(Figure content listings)
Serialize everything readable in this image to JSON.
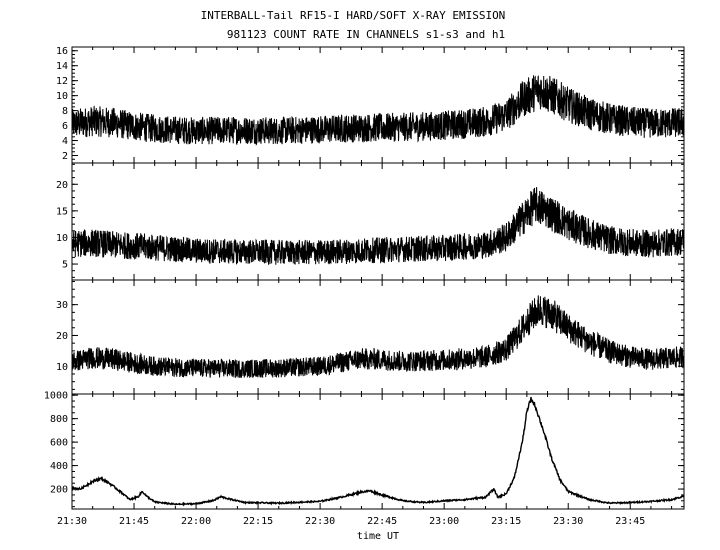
{
  "chart_data": {
    "type": "line",
    "title": "INTERBALL-Tail RF15-I HARD/SOFT X-RAY EMISSION",
    "subtitle": "981123  COUNT RATE IN CHANNELS s1-s3 and h1",
    "xlabel": "time UT",
    "x_ticks": [
      "21:30",
      "21:45",
      "22:00",
      "22:15",
      "22:30",
      "22:45",
      "23:00",
      "23:15",
      "23:30",
      "23:45"
    ],
    "x_range": [
      "21:30",
      "23:58"
    ],
    "line_color": "#000000",
    "panels": [
      {
        "ylim": [
          1,
          16.5
        ],
        "y_ticks": [
          2,
          4,
          6,
          8,
          10,
          12,
          14,
          16
        ],
        "noise": 2.0,
        "points": [
          [
            "21:30",
            6.2
          ],
          [
            "21:35",
            6.6
          ],
          [
            "21:40",
            6.4
          ],
          [
            "21:45",
            5.9
          ],
          [
            "21:50",
            5.6
          ],
          [
            "21:55",
            5.4
          ],
          [
            "22:00",
            5.3
          ],
          [
            "22:10",
            5.4
          ],
          [
            "22:20",
            5.3
          ],
          [
            "22:30",
            5.5
          ],
          [
            "22:40",
            5.7
          ],
          [
            "22:50",
            5.8
          ],
          [
            "23:00",
            6.0
          ],
          [
            "23:10",
            6.5
          ],
          [
            "23:15",
            7.4
          ],
          [
            "23:19",
            9.5
          ],
          [
            "23:23",
            10.8
          ],
          [
            "23:27",
            9.8
          ],
          [
            "23:30",
            8.8
          ],
          [
            "23:35",
            7.6
          ],
          [
            "23:40",
            6.9
          ],
          [
            "23:45",
            6.5
          ],
          [
            "23:50",
            6.3
          ],
          [
            "23:58",
            6.4
          ]
        ]
      },
      {
        "ylim": [
          2,
          24
        ],
        "y_ticks": [
          5,
          10,
          15,
          20
        ],
        "noise": 2.6,
        "points": [
          [
            "21:30",
            8.8
          ],
          [
            "21:35",
            9.0
          ],
          [
            "21:40",
            8.6
          ],
          [
            "21:45",
            8.4
          ],
          [
            "21:50",
            8.1
          ],
          [
            "21:55",
            7.8
          ],
          [
            "22:00",
            7.5
          ],
          [
            "22:10",
            7.3
          ],
          [
            "22:20",
            7.2
          ],
          [
            "22:30",
            7.2
          ],
          [
            "22:40",
            7.5
          ],
          [
            "22:50",
            7.8
          ],
          [
            "23:00",
            8.0
          ],
          [
            "23:10",
            8.6
          ],
          [
            "23:15",
            10.0
          ],
          [
            "23:20",
            14.5
          ],
          [
            "23:22",
            16.2
          ],
          [
            "23:25",
            15.0
          ],
          [
            "23:30",
            12.5
          ],
          [
            "23:35",
            10.8
          ],
          [
            "23:40",
            9.5
          ],
          [
            "23:45",
            9.0
          ],
          [
            "23:50",
            8.8
          ],
          [
            "23:58",
            9.3
          ]
        ]
      },
      {
        "ylim": [
          1,
          38
        ],
        "y_ticks": [
          10,
          20,
          30
        ],
        "noise": 3.4,
        "points": [
          [
            "21:30",
            11.5
          ],
          [
            "21:35",
            12.8
          ],
          [
            "21:40",
            12.3
          ],
          [
            "21:45",
            11.0
          ],
          [
            "21:50",
            10.0
          ],
          [
            "21:55",
            9.6
          ],
          [
            "22:00",
            9.4
          ],
          [
            "22:10",
            9.2
          ],
          [
            "22:20",
            9.4
          ],
          [
            "22:30",
            10.0
          ],
          [
            "22:35",
            11.2
          ],
          [
            "22:40",
            12.4
          ],
          [
            "22:45",
            12.2
          ],
          [
            "22:50",
            11.6
          ],
          [
            "23:00",
            12.0
          ],
          [
            "23:10",
            13.0
          ],
          [
            "23:15",
            15.5
          ],
          [
            "23:18",
            20.5
          ],
          [
            "23:21",
            26.0
          ],
          [
            "23:23",
            28.5
          ],
          [
            "23:26",
            27.0
          ],
          [
            "23:30",
            22.5
          ],
          [
            "23:35",
            18.0
          ],
          [
            "23:40",
            14.8
          ],
          [
            "23:45",
            13.0
          ],
          [
            "23:50",
            12.2
          ],
          [
            "23:58",
            13.0
          ]
        ]
      },
      {
        "ylim": [
          30,
          1010
        ],
        "y_ticks": [
          200,
          400,
          600,
          800,
          1000
        ],
        "noise": 6,
        "points": [
          [
            "21:30",
            210
          ],
          [
            "21:32",
            200
          ],
          [
            "21:35",
            265
          ],
          [
            "21:37",
            290
          ],
          [
            "21:39",
            250
          ],
          [
            "21:42",
            170
          ],
          [
            "21:44",
            110
          ],
          [
            "21:46",
            135
          ],
          [
            "21:47",
            180
          ],
          [
            "21:48",
            140
          ],
          [
            "21:50",
            90
          ],
          [
            "21:55",
            70
          ],
          [
            "22:00",
            75
          ],
          [
            "22:04",
            100
          ],
          [
            "22:06",
            135
          ],
          [
            "22:08",
            115
          ],
          [
            "22:12",
            85
          ],
          [
            "22:20",
            80
          ],
          [
            "22:30",
            95
          ],
          [
            "22:35",
            130
          ],
          [
            "22:40",
            175
          ],
          [
            "22:42",
            185
          ],
          [
            "22:45",
            150
          ],
          [
            "22:50",
            100
          ],
          [
            "22:55",
            85
          ],
          [
            "23:00",
            100
          ],
          [
            "23:05",
            110
          ],
          [
            "23:10",
            130
          ],
          [
            "23:12",
            200
          ],
          [
            "23:13",
            130
          ],
          [
            "23:15",
            160
          ],
          [
            "23:17",
            300
          ],
          [
            "23:19",
            620
          ],
          [
            "23:20",
            860
          ],
          [
            "23:21",
            970
          ],
          [
            "23:22",
            910
          ],
          [
            "23:24",
            700
          ],
          [
            "23:26",
            460
          ],
          [
            "23:28",
            280
          ],
          [
            "23:30",
            180
          ],
          [
            "23:35",
            110
          ],
          [
            "23:40",
            80
          ],
          [
            "23:45",
            85
          ],
          [
            "23:50",
            95
          ],
          [
            "23:55",
            110
          ],
          [
            "23:58",
            140
          ]
        ]
      }
    ]
  }
}
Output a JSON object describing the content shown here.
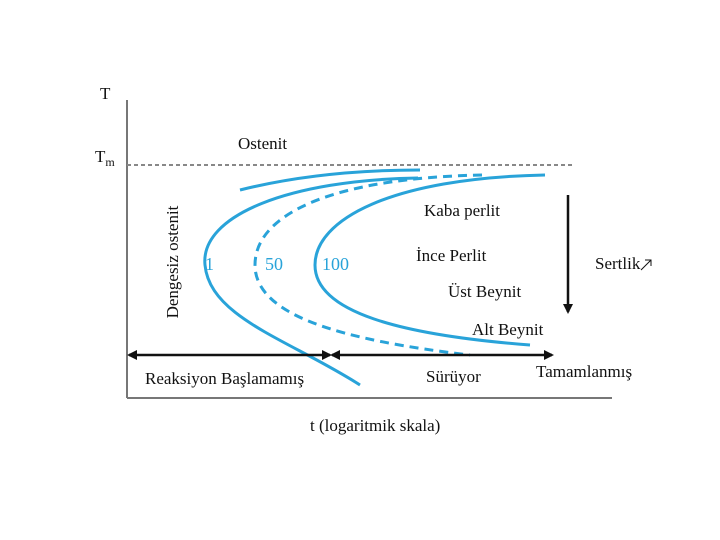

• **Required task**
Leave the pictures out and write out every entry exactly as given.

• **Exercise response**
Serialize everything readable in this image to JSON.
{
  "chart_data": {
    "type": "line",
    "title": "INTERBALL-Tail RF15-I HARD/SOFT X-RAY EMISSION",
    "subtitle": "981123  COUNT RATE IN CHANNELS s1-s3 and h1",
    "xlabel": "time UT",
    "x_ticks": [
      "21:30",
      "21:45",
      "22:00",
      "22:15",
      "22:30",
      "22:45",
      "23:00",
      "23:15",
      "23:30",
      "23:45"
    ],
    "x_range": [
      "21:30",
      "23:58"
    ],
    "line_color": "#000000",
    "panels": [
      {
        "ylim": [
          1,
          16.5
        ],
        "y_ticks": [
          2,
          4,
          6,
          8,
          10,
          12,
          14,
          16
        ],
        "noise": 2.0,
        "points": [
          [
            "21:30",
            6.2
          ],
          [
            "21:35",
            6.6
          ],
          [
            "21:40",
            6.4
          ],
          [
            "21:45",
            5.9
          ],
          [
            "21:50",
            5.6
          ],
          [
            "21:55",
            5.4
          ],
          [
            "22:00",
            5.3
          ],
          [
            "22:10",
            5.4
          ],
          [
            "22:20",
            5.3
          ],
          [
            "22:30",
            5.5
          ],
          [
            "22:40",
            5.7
          ],
          [
            "22:50",
            5.8
          ],
          [
            "23:00",
            6.0
          ],
          [
            "23:10",
            6.5
          ],
          [
            "23:15",
            7.4
          ],
          [
            "23:19",
            9.5
          ],
          [
            "23:23",
            10.8
          ],
          [
            "23:27",
            9.8
          ],
          [
            "23:30",
            8.8
          ],
          [
            "23:35",
            7.6
          ],
          [
            "23:40",
            6.9
          ],
          [
            "23:45",
            6.5
          ],
          [
            "23:50",
            6.3
          ],
          [
            "23:58",
            6.4
          ]
        ]
      },
      {
        "ylim": [
          2,
          24
        ],
        "y_ticks": [
          5,
          10,
          15,
          20
        ],
        "noise": 2.6,
        "points": [
          [
            "21:30",
            8.8
          ],
          [
            "21:35",
            9.0
          ],
          [
            "21:40",
            8.6
          ],
          [
            "21:45",
            8.4
          ],
          [
            "21:50",
            8.1
          ],
          [
            "21:55",
            7.8
          ],
          [
            "22:00",
            7.5
          ],
          [
            "22:10",
            7.3
          ],
          [
            "22:20",
            7.2
          ],
          [
            "22:30",
            7.2
          ],
          [
            "22:40",
            7.5
          ],
          [
            "22:50",
            7.8
          ],
          [
            "23:00",
            8.0
          ],
          [
            "23:10",
            8.6
          ],
          [
            "23:15",
            10.0
          ],
          [
            "23:20",
            14.5
          ],
          [
            "23:22",
            16.2
          ],
          [
            "23:25",
            15.0
          ],
          [
            "23:30",
            12.5
          ],
          [
            "23:35",
            10.8
          ],
          [
            "23:40",
            9.5
          ],
          [
            "23:45",
            9.0
          ],
          [
            "23:50",
            8.8
          ],
          [
            "23:58",
            9.3
          ]
        ]
      },
      {
        "ylim": [
          1,
          38
        ],
        "y_ticks": [
          10,
          20,
          30
        ],
        "noise": 3.4,
        "points": [
          [
            "21:30",
            11.5
          ],
          [
            "21:35",
            12.8
          ],
          [
            "21:40",
            12.3
          ],
          [
            "21:45",
            11.0
          ],
          [
            "21:50",
            10.0
          ],
          [
            "21:55",
            9.6
          ],
          [
            "22:00",
            9.4
          ],
          [
            "22:10",
            9.2
          ],
          [
            "22:20",
            9.4
          ],
          [
            "22:30",
            10.0
          ],
          [
            "22:35",
            11.2
          ],
          [
            "22:40",
            12.4
          ],
          [
            "22:45",
            12.2
          ],
          [
            "22:50",
            11.6
          ],
          [
            "23:00",
            12.0
          ],
          [
            "23:10",
            13.0
          ],
          [
            "23:15",
            15.5
          ],
          [
            "23:18",
            20.5
          ],
          [
            "23:21",
            26.0
          ],
          [
            "23:23",
            28.5
          ],
          [
            "23:26",
            27.0
          ],
          [
            "23:30",
            22.5
          ],
          [
            "23:35",
            18.0
          ],
          [
            "23:40",
            14.8
          ],
          [
            "23:45",
            13.0
          ],
          [
            "23:50",
            12.2
          ],
          [
            "23:58",
            13.0
          ]
        ]
      },
      {
        "ylim": [
          30,
          1010
        ],
        "y_ticks": [
          200,
          400,
          600,
          800,
          1000
        ],
        "noise": 6,
        "points": [
          [
            "21:30",
            210
          ],
          [
            "21:32",
            200
          ],
          [
            "21:35",
            265
          ],
          [
            "21:37",
            290
          ],
          [
            "21:39",
            250
          ],
          [
            "21:42",
            170
          ],
          [
            "21:44",
            110
          ],
          [
            "21:46",
            135
          ],
          [
            "21:47",
            180
          ],
          [
            "21:48",
            140
          ],
          [
            "21:50",
            90
          ],
          [
            "21:55",
            70
          ],
          [
            "22:00",
            75
          ],
          [
            "22:04",
            100
          ],
          [
            "22:06",
            135
          ],
          [
            "22:08",
            115
          ],
          [
            "22:12",
            85
          ],
          [
            "22:20",
            80
          ],
          [
            "22:30",
            95
          ],
          [
            "22:35",
            130
          ],
          [
            "22:40",
            175
          ],
          [
            "22:42",
            185
          ],
          [
            "22:45",
            150
          ],
          [
            "22:50",
            100
          ],
          [
            "22:55",
            85
          ],
          [
            "23:00",
            100
          ],
          [
            "23:05",
            110
          ],
          [
            "23:10",
            130
          ],
          [
            "23:12",
            200
          ],
          [
            "23:13",
            130
          ],
          [
            "23:15",
            160
          ],
          [
            "23:17",
            300
          ],
          [
            "23:19",
            620
          ],
          [
            "23:20",
            860
          ],
          [
            "23:21",
            970
          ],
          [
            "23:22",
            910
          ],
          [
            "23:24",
            700
          ],
          [
            "23:26",
            460
          ],
          [
            "23:28",
            280
          ],
          [
            "23:30",
            180
          ],
          [
            "23:35",
            110
          ],
          [
            "23:40",
            80
          ],
          [
            "23:45",
            85
          ],
          [
            "23:50",
            95
          ],
          [
            "23:55",
            110
          ],
          [
            "23:58",
            140
          ]
        ]
      }
    ]
  }
}
Output a JSON object describing the content shown here.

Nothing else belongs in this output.